* Exercise requirements *
Present every line in which the string "本文本文本文本文本文本文本文本文本文本文本文本文本文本文本文本文本文本文本文本文本文本文本文本文本文本文本文本文本文本文本文本文本文本文本文本文本文本文本文本文本文本文本文本文本文" appears.

* Material provided *
....

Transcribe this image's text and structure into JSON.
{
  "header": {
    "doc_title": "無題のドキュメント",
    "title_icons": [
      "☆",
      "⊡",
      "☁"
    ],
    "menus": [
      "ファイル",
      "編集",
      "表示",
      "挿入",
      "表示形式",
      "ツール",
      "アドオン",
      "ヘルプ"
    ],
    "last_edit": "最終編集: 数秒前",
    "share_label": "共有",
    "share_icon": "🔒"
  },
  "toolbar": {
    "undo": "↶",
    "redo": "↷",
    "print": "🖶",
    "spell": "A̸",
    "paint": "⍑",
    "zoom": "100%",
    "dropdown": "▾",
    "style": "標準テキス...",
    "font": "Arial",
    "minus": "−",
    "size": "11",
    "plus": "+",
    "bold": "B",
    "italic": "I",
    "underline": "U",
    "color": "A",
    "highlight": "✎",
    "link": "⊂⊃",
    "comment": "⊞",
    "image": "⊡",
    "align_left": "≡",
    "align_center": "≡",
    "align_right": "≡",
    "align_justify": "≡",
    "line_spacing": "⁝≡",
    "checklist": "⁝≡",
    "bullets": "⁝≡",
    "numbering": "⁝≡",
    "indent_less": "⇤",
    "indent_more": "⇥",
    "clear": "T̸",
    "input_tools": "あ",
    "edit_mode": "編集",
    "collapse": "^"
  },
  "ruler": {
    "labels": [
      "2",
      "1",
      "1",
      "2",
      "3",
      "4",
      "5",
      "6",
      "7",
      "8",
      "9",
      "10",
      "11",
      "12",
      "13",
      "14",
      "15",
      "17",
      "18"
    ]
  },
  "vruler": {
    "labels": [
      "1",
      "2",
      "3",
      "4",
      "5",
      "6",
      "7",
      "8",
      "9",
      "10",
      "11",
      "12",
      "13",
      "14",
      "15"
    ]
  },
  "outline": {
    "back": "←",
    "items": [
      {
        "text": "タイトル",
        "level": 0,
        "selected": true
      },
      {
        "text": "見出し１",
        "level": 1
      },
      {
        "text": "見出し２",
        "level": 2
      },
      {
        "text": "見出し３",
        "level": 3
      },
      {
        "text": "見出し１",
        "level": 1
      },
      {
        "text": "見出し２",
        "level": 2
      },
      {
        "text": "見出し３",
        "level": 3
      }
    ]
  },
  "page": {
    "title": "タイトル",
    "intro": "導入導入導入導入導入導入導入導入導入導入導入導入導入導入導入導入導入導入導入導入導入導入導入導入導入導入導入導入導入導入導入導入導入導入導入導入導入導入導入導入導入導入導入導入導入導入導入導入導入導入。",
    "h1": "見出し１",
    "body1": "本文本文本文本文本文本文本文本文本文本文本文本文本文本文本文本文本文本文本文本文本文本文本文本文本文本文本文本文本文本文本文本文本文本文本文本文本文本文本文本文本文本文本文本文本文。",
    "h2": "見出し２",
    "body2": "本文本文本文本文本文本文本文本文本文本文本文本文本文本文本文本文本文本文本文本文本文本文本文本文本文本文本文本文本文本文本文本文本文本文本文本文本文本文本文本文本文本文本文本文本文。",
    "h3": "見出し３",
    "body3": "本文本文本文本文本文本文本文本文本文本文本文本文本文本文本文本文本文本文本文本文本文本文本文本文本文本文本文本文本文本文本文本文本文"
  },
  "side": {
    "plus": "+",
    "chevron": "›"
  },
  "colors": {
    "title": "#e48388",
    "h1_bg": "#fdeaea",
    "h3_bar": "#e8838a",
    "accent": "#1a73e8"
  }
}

....

* Written answer *
    "body1": "本文本文本文本文本文本文本文本文本文本文本文本文本文本文本文本文本文本文本文本文本文本文本文本文本文本文本文本文本文本文本文本文本文本文本文本文本文本文本文本文本文本文本文本文本文。",
    "body2": "本文本文本文本文本文本文本文本文本文本文本文本文本文本文本文本文本文本文本文本文本文本文本文本文本文本文本文本文本文本文本文本文本文本文本文本文本文本文本文本文本文本文本文本文本文。",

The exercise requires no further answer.